- **EXERCISE**:
How many lines of the records below contain the word "margin"? Answer with the number alone.

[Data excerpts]
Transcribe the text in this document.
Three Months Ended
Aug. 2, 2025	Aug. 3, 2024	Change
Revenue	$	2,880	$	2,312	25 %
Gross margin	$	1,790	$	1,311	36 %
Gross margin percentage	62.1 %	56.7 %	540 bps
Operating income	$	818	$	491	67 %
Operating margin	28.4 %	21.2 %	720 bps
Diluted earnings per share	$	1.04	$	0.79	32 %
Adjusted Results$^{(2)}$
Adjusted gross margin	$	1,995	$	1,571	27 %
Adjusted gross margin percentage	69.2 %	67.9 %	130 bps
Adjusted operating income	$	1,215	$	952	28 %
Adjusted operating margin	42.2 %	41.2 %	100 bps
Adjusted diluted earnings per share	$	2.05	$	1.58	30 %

--

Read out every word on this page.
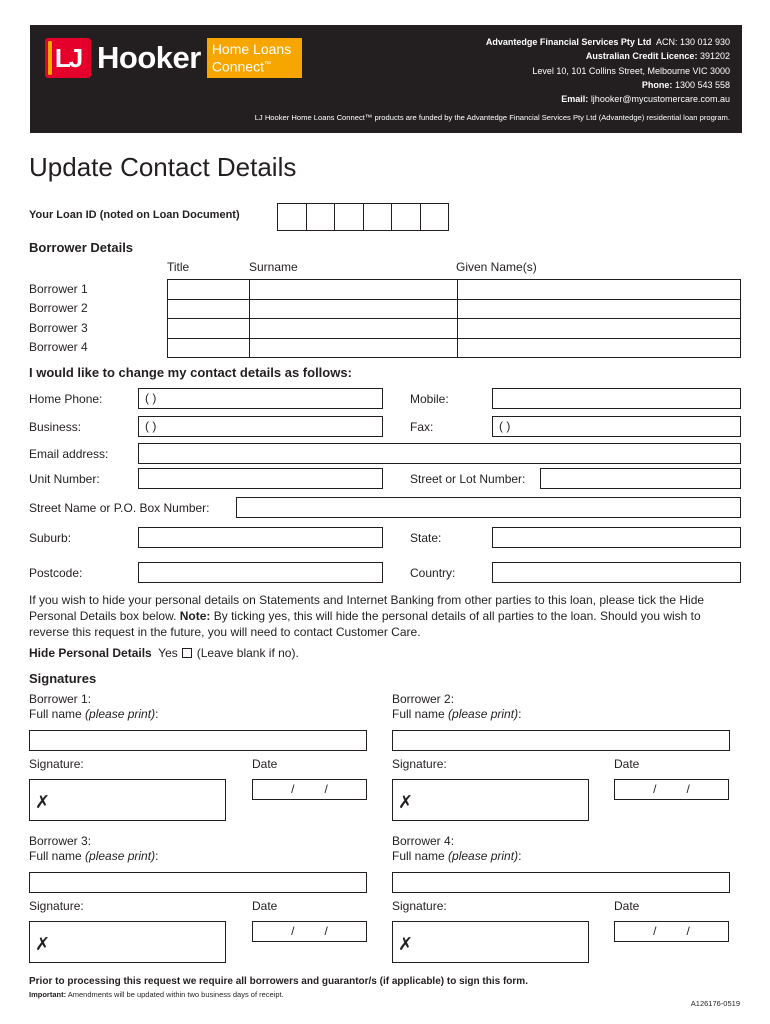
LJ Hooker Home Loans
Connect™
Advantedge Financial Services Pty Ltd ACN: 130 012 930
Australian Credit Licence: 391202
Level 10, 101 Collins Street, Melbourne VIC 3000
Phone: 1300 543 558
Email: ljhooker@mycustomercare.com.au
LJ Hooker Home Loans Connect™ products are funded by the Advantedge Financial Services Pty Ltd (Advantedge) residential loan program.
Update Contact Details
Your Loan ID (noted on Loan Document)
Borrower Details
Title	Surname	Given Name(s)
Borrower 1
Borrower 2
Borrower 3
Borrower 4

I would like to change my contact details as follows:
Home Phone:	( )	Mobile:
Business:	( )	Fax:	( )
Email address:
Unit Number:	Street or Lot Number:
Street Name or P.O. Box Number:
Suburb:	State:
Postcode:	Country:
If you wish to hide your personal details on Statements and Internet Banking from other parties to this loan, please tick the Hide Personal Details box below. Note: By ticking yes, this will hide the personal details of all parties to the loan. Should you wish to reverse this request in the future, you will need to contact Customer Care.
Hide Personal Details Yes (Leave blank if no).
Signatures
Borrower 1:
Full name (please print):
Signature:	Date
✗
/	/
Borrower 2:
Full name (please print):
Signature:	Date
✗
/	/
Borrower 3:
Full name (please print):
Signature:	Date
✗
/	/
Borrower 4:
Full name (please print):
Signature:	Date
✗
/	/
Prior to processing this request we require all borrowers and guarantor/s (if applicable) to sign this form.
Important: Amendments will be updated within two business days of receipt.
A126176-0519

==

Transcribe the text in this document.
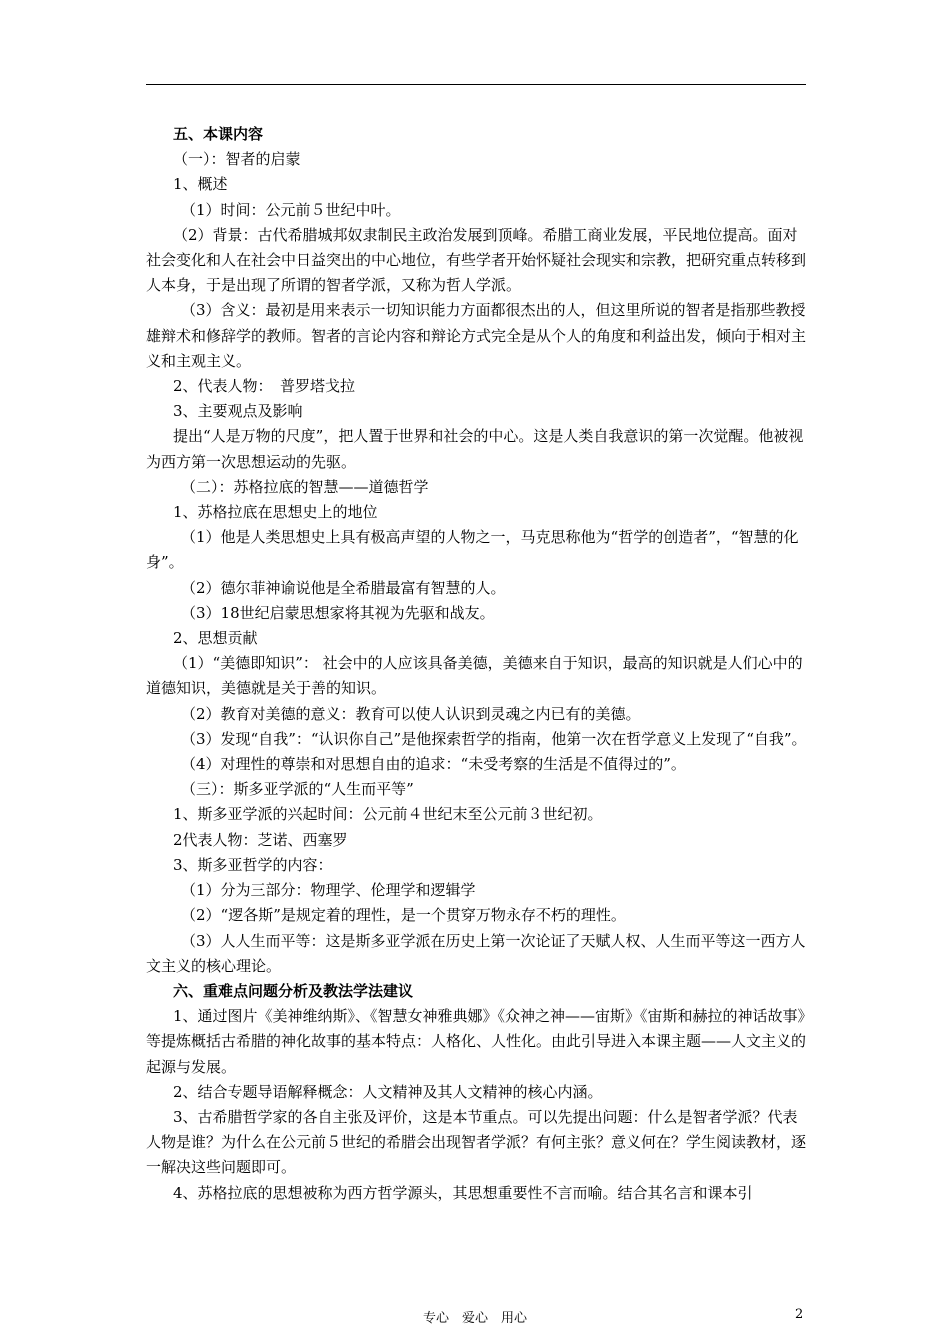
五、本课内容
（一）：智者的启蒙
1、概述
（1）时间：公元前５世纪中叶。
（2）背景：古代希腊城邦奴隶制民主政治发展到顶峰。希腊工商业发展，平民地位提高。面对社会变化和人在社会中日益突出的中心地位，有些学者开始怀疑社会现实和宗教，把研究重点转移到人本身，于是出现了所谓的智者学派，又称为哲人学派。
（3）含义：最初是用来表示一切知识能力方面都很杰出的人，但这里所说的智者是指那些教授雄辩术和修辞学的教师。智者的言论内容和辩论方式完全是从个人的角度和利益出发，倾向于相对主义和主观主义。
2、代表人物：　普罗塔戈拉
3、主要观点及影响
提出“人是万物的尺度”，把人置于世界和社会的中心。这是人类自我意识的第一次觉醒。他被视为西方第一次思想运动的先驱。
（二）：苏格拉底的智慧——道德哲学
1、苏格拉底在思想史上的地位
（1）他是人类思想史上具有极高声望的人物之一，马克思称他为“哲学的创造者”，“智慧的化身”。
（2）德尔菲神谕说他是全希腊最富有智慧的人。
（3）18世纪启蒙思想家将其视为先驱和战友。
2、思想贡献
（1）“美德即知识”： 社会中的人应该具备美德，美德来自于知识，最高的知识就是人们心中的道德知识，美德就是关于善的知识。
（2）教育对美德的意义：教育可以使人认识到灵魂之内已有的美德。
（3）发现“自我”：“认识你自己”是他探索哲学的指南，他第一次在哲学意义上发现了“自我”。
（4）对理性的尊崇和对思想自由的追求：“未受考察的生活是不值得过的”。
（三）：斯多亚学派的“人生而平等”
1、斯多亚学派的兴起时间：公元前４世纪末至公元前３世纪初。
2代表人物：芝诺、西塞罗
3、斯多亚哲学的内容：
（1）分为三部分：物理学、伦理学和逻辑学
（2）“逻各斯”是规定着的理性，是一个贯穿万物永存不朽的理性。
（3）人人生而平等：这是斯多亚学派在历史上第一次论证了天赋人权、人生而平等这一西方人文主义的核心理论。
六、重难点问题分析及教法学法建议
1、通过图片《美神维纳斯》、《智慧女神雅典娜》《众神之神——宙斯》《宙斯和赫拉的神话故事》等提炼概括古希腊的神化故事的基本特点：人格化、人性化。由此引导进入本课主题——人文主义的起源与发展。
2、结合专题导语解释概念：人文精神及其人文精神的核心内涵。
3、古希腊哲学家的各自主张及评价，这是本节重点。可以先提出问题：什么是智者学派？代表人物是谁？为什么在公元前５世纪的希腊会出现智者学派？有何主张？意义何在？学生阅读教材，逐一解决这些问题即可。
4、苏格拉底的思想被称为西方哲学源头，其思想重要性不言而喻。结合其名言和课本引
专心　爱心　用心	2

- **EXERCISE ANSWER**:
6